# WORK INSTRUCTIONS
Copy, from the entries below, each line in which the string "tartás" appears.

____

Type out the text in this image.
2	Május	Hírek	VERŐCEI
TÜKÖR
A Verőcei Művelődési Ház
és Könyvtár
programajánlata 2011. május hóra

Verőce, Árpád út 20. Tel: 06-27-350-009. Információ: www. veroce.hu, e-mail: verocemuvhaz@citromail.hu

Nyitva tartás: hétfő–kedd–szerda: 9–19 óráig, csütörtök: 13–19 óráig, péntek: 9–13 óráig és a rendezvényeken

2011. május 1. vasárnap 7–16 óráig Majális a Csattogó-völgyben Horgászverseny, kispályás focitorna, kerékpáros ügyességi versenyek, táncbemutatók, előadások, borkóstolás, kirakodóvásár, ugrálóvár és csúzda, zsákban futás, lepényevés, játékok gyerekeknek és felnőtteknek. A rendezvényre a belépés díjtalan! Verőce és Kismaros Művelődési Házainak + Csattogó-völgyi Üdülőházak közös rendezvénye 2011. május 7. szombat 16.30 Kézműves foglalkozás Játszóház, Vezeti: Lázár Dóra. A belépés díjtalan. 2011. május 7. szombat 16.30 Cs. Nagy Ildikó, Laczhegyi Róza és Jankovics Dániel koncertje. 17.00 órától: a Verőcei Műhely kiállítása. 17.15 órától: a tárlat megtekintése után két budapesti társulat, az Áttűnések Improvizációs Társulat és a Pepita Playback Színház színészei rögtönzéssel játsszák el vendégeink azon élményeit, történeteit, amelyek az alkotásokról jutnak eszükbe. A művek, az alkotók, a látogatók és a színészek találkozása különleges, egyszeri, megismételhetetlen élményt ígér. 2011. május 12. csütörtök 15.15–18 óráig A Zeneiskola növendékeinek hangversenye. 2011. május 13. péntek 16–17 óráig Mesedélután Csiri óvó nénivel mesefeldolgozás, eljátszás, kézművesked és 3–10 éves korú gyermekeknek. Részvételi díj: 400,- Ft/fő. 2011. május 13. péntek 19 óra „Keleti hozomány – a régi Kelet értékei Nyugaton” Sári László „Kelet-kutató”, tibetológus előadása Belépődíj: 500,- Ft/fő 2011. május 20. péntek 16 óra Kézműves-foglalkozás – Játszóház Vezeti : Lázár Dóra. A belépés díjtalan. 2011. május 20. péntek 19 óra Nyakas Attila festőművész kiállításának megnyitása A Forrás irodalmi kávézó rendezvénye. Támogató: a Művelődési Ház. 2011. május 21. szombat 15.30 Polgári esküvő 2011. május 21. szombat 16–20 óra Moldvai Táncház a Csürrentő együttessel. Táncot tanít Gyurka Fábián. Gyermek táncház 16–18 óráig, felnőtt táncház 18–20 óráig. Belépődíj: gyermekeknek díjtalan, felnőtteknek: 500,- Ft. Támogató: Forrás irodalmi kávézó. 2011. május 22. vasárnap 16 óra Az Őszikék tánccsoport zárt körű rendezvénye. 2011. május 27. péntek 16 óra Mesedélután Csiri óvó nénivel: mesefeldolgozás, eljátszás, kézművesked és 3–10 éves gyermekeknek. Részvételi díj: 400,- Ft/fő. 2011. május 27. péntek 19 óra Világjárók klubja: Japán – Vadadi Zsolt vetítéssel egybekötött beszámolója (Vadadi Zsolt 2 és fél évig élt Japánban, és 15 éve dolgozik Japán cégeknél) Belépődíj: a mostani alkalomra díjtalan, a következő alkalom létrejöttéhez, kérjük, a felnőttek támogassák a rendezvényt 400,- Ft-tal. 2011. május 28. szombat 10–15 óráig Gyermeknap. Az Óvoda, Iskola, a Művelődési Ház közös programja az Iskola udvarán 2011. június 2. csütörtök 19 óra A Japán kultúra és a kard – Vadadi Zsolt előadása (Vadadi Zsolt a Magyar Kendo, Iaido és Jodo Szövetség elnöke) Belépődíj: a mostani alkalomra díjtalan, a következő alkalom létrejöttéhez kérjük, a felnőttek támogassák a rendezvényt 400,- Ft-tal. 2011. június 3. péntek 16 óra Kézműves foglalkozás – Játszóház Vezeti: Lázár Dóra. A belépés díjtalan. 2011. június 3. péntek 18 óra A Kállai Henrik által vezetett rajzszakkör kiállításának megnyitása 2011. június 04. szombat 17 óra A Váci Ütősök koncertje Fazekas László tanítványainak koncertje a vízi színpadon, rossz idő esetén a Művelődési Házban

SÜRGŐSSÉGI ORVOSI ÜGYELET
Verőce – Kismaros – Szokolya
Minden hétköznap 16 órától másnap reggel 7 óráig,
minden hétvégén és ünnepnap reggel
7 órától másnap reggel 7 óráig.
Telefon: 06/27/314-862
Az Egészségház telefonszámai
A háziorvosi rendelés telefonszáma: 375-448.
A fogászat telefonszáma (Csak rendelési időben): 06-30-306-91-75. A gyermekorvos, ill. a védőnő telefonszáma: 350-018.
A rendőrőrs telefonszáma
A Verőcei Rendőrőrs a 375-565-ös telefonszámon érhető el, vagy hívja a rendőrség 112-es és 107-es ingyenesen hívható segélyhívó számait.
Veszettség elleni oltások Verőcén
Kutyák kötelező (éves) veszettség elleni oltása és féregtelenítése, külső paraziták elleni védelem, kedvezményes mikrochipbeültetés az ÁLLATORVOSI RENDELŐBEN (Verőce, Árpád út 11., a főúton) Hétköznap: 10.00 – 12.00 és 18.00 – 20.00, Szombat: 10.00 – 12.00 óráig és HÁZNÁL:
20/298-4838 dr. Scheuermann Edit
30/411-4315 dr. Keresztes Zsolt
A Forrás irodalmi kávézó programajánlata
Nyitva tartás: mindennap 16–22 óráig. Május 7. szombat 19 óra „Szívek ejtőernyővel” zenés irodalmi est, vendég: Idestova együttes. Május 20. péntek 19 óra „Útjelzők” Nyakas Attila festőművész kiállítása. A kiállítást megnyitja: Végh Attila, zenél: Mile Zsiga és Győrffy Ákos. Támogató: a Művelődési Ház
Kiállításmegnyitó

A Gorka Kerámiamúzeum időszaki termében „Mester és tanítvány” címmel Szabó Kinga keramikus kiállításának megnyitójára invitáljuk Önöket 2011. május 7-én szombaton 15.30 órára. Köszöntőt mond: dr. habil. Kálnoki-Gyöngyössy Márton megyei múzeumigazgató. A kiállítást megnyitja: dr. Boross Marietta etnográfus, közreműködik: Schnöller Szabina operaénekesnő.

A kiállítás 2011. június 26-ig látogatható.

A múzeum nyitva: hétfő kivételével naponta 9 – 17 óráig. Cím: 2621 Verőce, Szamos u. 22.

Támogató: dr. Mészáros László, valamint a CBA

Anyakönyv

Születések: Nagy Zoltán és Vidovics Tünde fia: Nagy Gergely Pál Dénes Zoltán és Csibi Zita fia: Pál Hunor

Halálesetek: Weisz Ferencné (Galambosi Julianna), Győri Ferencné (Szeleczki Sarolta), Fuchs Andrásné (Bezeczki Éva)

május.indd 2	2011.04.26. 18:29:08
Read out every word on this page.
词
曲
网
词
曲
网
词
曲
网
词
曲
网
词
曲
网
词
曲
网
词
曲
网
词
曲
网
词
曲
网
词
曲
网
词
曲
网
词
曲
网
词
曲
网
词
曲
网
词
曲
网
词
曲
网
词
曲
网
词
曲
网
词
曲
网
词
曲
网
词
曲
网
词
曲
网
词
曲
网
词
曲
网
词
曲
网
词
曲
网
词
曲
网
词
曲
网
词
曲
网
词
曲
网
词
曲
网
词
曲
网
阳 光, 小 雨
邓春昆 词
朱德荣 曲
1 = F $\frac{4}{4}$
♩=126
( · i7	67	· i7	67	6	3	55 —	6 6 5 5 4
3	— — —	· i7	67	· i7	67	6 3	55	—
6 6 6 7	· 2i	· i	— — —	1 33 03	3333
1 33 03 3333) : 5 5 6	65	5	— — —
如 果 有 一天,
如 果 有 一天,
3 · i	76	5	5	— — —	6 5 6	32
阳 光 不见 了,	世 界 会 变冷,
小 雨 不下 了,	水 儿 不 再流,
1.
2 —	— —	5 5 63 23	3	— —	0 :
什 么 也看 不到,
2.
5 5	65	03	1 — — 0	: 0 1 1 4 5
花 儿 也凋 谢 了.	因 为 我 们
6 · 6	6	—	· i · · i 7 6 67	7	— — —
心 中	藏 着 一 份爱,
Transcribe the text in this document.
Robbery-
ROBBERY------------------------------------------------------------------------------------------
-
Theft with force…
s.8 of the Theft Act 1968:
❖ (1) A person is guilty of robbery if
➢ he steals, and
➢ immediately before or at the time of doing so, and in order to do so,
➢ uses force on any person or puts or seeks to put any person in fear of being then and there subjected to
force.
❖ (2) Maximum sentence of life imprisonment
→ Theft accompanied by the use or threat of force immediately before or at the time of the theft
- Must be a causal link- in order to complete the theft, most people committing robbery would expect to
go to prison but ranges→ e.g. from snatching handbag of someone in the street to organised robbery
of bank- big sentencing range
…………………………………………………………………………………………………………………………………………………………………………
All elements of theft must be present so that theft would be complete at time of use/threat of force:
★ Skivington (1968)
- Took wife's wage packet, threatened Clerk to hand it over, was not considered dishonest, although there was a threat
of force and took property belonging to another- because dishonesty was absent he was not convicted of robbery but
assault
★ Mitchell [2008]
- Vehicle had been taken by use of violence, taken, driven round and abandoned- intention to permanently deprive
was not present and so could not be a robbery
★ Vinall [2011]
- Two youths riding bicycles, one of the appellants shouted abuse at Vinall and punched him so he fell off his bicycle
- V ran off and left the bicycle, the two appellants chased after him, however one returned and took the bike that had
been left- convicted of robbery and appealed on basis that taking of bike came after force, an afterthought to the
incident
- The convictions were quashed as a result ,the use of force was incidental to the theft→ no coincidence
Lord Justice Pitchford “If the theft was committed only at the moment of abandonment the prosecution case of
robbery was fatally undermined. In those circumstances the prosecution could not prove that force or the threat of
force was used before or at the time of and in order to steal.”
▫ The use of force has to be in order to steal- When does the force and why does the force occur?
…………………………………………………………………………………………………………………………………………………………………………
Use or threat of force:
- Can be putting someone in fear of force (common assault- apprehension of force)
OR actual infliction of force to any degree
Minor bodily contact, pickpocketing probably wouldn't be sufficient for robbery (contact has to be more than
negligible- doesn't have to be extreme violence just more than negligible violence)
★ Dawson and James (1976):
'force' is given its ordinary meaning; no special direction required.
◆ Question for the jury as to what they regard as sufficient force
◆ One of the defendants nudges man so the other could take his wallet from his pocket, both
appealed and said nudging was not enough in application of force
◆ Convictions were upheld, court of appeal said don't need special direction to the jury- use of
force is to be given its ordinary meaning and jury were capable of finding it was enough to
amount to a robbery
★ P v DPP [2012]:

____

# EXERCISE RESPONSE
Nyitva tartás: hétfő–kedd–szerda: 9–19 óráig, csütörtök: 13–19 óráig, péntek: 9–13 óráig és a rendezvényeken
Nyitva tartás: mindennap 16–22 óráig. Május 7. szombat 19 óra „Szívek ejtőernyővel” zenés irodalmi est, vendég: Idestova együttes. Május 20. péntek 19 óra „Útjelzők” Nyakas Attila festőművész kiállítása. A kiállítást megnyitja: Végh Attila, zenél: Mile Zsiga és Győrffy Ákos. Támogató: a Művelődési Ház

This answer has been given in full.